**What this task involves**
Reproduce the lines of the material exactly, excluding every image.

* Begin Entries provided *

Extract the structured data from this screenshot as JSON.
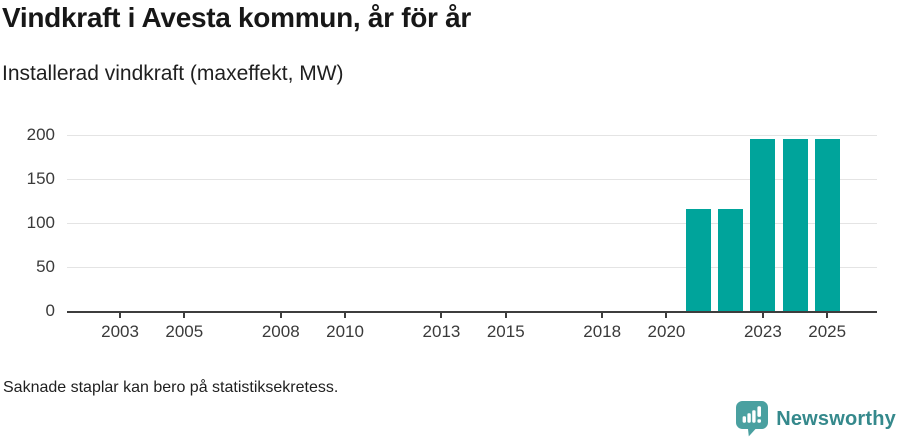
{
  "header": {
    "title": "Vindkraft i Avesta kommun, år för år",
    "subtitle": "Installerad vindkraft (maxeffekt, MW)"
  },
  "footer": {
    "note": "Saknade staplar kan bero på statistiksekretess.",
    "brand": {
      "name": "Newsworthy",
      "icon": "speech-bubble-bar-chart-icon"
    }
  },
  "colors": {
    "bar": "#00a49b",
    "gridline": "#e4e4e4",
    "axis": "#3d3d3d",
    "tick_label": "#3a3a3a",
    "title_text": "#171717",
    "brand_text": "#35898c",
    "brand_bubble": "#4aa0a0"
  },
  "chart_data": {
    "type": "bar",
    "title": "Vindkraft i Avesta kommun, år för år",
    "subtitle": "Installerad vindkraft (maxeffekt, MW)",
    "x": [
      2021,
      2022,
      2023,
      2024,
      2025
    ],
    "values": [
      116,
      116,
      195,
      195,
      195
    ],
    "xlabel": "",
    "ylabel": "Installerad vindkraft (maxeffekt, MW)",
    "xlim": [
      2001.35,
      2026.55
    ],
    "ylim": [
      0,
      200
    ],
    "yticks": [
      0,
      50,
      100,
      150,
      200
    ],
    "xticks": [
      2003,
      2005,
      2008,
      2010,
      2013,
      2015,
      2018,
      2020,
      2023,
      2025
    ],
    "grid": "horizontal",
    "legend": "none",
    "footnote": "Saknade staplar kan bero på statistiksekretess."
  }
}
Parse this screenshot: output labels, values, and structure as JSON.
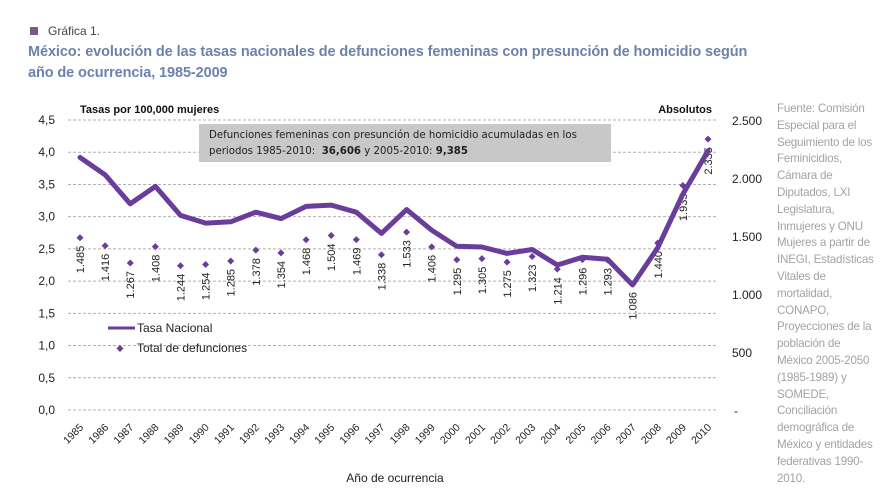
{
  "figure": {
    "label": "Gráfica 1.",
    "title": "México: evolución de las tasas nacionales de defunciones femeninas con presunción de homicidio según año de ocurrencia, 1985-2009",
    "source": "Fuente: Comisión Especial para el Seguimiento de los Feminicidios, Cámara de Diputados, LXI Legislatura, Inmujeres y ONU Mujeres a partir de INEGI, Estadísticas Vitales de mortalidad, CONAPO, Proyecciones de la población de México 2005-2050 (1985-1989) y SOMEDE, Conciliación demográfica de México y entidades federativas 1990-2010."
  },
  "note": {
    "line1": "Defunciones femeninas con presunción de homicidio acumuladas en los",
    "line2_prefix": "periodos 1985-2010:",
    "value1": "36,606",
    "connector": "y 2005-2010:",
    "value2": "9,385"
  },
  "colors": {
    "series": "#6a3d9a",
    "grid": "#b0b0b0",
    "title": "#6b82ad",
    "note_bg": "#c8c8c8"
  },
  "chart_data": {
    "type": "line",
    "title": "México: evolución de las tasas nacionales de defunciones femeninas con presunción de homicidio según año de ocurrencia, 1985-2009",
    "xlabel": "Año de ocurrencia",
    "ylabel": "Tasas por 100,000 mujeres",
    "y2label": "Absolutos",
    "x": [
      "1985",
      "1986",
      "1987",
      "1988",
      "1989",
      "1990",
      "1991",
      "1992",
      "1993",
      "1994",
      "1995",
      "1996",
      "1997",
      "1998",
      "1999",
      "2000",
      "2001",
      "2002",
      "2003",
      "2004",
      "2005",
      "2006",
      "2007",
      "2008",
      "2009",
      "2010"
    ],
    "ylim": [
      0,
      4.5
    ],
    "y2lim": [
      0,
      2500
    ],
    "yticks": [
      "0,0",
      "0,5",
      "1,0",
      "1,5",
      "2,0",
      "2,5",
      "3,0",
      "3,5",
      "4,0",
      "4,5"
    ],
    "y2ticks": [
      "-",
      "500",
      "1.000",
      "1.500",
      "2.000",
      "2.500"
    ],
    "grid": true,
    "legend_position": "lower-left",
    "series": [
      {
        "name": "Tasa Nacional",
        "type": "line",
        "axis": "left",
        "values": [
          3.92,
          3.65,
          3.2,
          3.47,
          3.02,
          2.9,
          2.92,
          3.07,
          2.97,
          3.16,
          3.18,
          3.07,
          2.74,
          3.11,
          2.79,
          2.54,
          2.53,
          2.43,
          2.49,
          2.25,
          2.37,
          2.34,
          1.94,
          2.52,
          3.35,
          4.02
        ]
      },
      {
        "name": "Total de defunciones",
        "type": "scatter",
        "axis": "right",
        "values": [
          1485,
          1416,
          1267,
          1408,
          1244,
          1254,
          1285,
          1378,
          1354,
          1468,
          1504,
          1469,
          1338,
          1533,
          1406,
          1295,
          1305,
          1275,
          1323,
          1214,
          1296,
          1293,
          1086,
          1440,
          1935,
          2335
        ],
        "labels": [
          "1.485",
          "1.416",
          "1.267",
          "1.408",
          "1.244",
          "1.254",
          "1.285",
          "1.378",
          "1.354",
          "1.468",
          "1.504",
          "1.469",
          "1.338",
          "1.533",
          "1.406",
          "1.295",
          "1.305",
          "1.275",
          "1.323",
          "1.214",
          "1.296",
          "1.293",
          "1.086",
          "1.440",
          "1.935",
          "2.335"
        ]
      }
    ]
  }
}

* End Entries provided *

**Finished exercise**
Extract the structured data from this screenshot as JSON.
{
  "header": {
    "title": "Vindkraft i Avesta kommun, år för år",
    "subtitle": "Installerad vindkraft (maxeffekt, MW)"
  },
  "footer": {
    "note": "Saknade staplar kan bero på statistiksekretess.",
    "brand": {
      "name": "Newsworthy",
      "icon": "speech-bubble-bar-chart-icon"
    }
  },
  "colors": {
    "bar": "#00a49b",
    "gridline": "#e4e4e4",
    "axis": "#3d3d3d",
    "tick_label": "#3a3a3a",
    "title_text": "#171717",
    "brand_text": "#35898c",
    "brand_bubble": "#4aa0a0"
  },
  "chart_data": {
    "type": "bar",
    "title": "Vindkraft i Avesta kommun, år för år",
    "subtitle": "Installerad vindkraft (maxeffekt, MW)",
    "x": [
      2021,
      2022,
      2023,
      2024,
      2025
    ],
    "values": [
      116,
      116,
      195,
      195,
      195
    ],
    "xlabel": "",
    "ylabel": "Installerad vindkraft (maxeffekt, MW)",
    "xlim": [
      2001.35,
      2026.55
    ],
    "ylim": [
      0,
      200
    ],
    "yticks": [
      0,
      50,
      100,
      150,
      200
    ],
    "xticks": [
      2003,
      2005,
      2008,
      2010,
      2013,
      2015,
      2018,
      2020,
      2023,
      2025
    ],
    "grid": "horizontal",
    "legend": "none",
    "footnote": "Saknade staplar kan bero på statistiksekretess."
  }
}
Parse this screenshot: output labels, values, and structure as JSON.
{
  "figure": {
    "label": "Gráfica 1.",
    "title": "México: evolución de las tasas nacionales de defunciones femeninas con presunción de homicidio según año de ocurrencia, 1985-2009",
    "source": "Fuente: Comisión Especial para el Seguimiento de los Feminicidios, Cámara de Diputados, LXI Legislatura, Inmujeres y ONU Mujeres a partir de INEGI, Estadísticas Vitales de mortalidad, CONAPO, Proyecciones de la población de México 2005-2050 (1985-1989) y SOMEDE, Conciliación demográfica de México y entidades federativas 1990-2010."
  },
  "note": {
    "line1": "Defunciones femeninas con presunción de homicidio acumuladas en los",
    "line2_prefix": "periodos 1985-2010:",
    "value1": "36,606",
    "connector": "y 2005-2010:",
    "value2": "9,385"
  },
  "colors": {
    "series": "#6a3d9a",
    "grid": "#b0b0b0",
    "title": "#6b82ad",
    "note_bg": "#c8c8c8"
  },
  "chart_data": {
    "type": "line",
    "title": "México: evolución de las tasas nacionales de defunciones femeninas con presunción de homicidio según año de ocurrencia, 1985-2009",
    "xlabel": "Año de ocurrencia",
    "ylabel": "Tasas por 100,000 mujeres",
    "y2label": "Absolutos",
    "x": [
      "1985",
      "1986",
      "1987",
      "1988",
      "1989",
      "1990",
      "1991",
      "1992",
      "1993",
      "1994",
      "1995",
      "1996",
      "1997",
      "1998",
      "1999",
      "2000",
      "2001",
      "2002",
      "2003",
      "2004",
      "2005",
      "2006",
      "2007",
      "2008",
      "2009",
      "2010"
    ],
    "ylim": [
      0,
      4.5
    ],
    "y2lim": [
      0,
      2500
    ],
    "yticks": [
      "0,0",
      "0,5",
      "1,0",
      "1,5",
      "2,0",
      "2,5",
      "3,0",
      "3,5",
      "4,0",
      "4,5"
    ],
    "y2ticks": [
      "-",
      "500",
      "1.000",
      "1.500",
      "2.000",
      "2.500"
    ],
    "grid": true,
    "legend_position": "lower-left",
    "series": [
      {
        "name": "Tasa Nacional",
        "type": "line",
        "axis": "left",
        "values": [
          3.92,
          3.65,
          3.2,
          3.47,
          3.02,
          2.9,
          2.92,
          3.07,
          2.97,
          3.16,
          3.18,
          3.07,
          2.74,
          3.11,
          2.79,
          2.54,
          2.53,
          2.43,
          2.49,
          2.25,
          2.37,
          2.34,
          1.94,
          2.52,
          3.35,
          4.02
        ]
      },
      {
        "name": "Total de defunciones",
        "type": "scatter",
        "axis": "right",
        "values": [
          1485,
          1416,
          1267,
          1408,
          1244,
          1254,
          1285,
          1378,
          1354,
          1468,
          1504,
          1469,
          1338,
          1533,
          1406,
          1295,
          1305,
          1275,
          1323,
          1214,
          1296,
          1293,
          1086,
          1440,
          1935,
          2335
        ],
        "labels": [
          "1.485",
          "1.416",
          "1.267",
          "1.408",
          "1.244",
          "1.254",
          "1.285",
          "1.378",
          "1.354",
          "1.468",
          "1.504",
          "1.469",
          "1.338",
          "1.533",
          "1.406",
          "1.295",
          "1.305",
          "1.275",
          "1.323",
          "1.214",
          "1.296",
          "1.293",
          "1.086",
          "1.440",
          "1.935",
          "2.335"
        ]
      }
    ]
  }
}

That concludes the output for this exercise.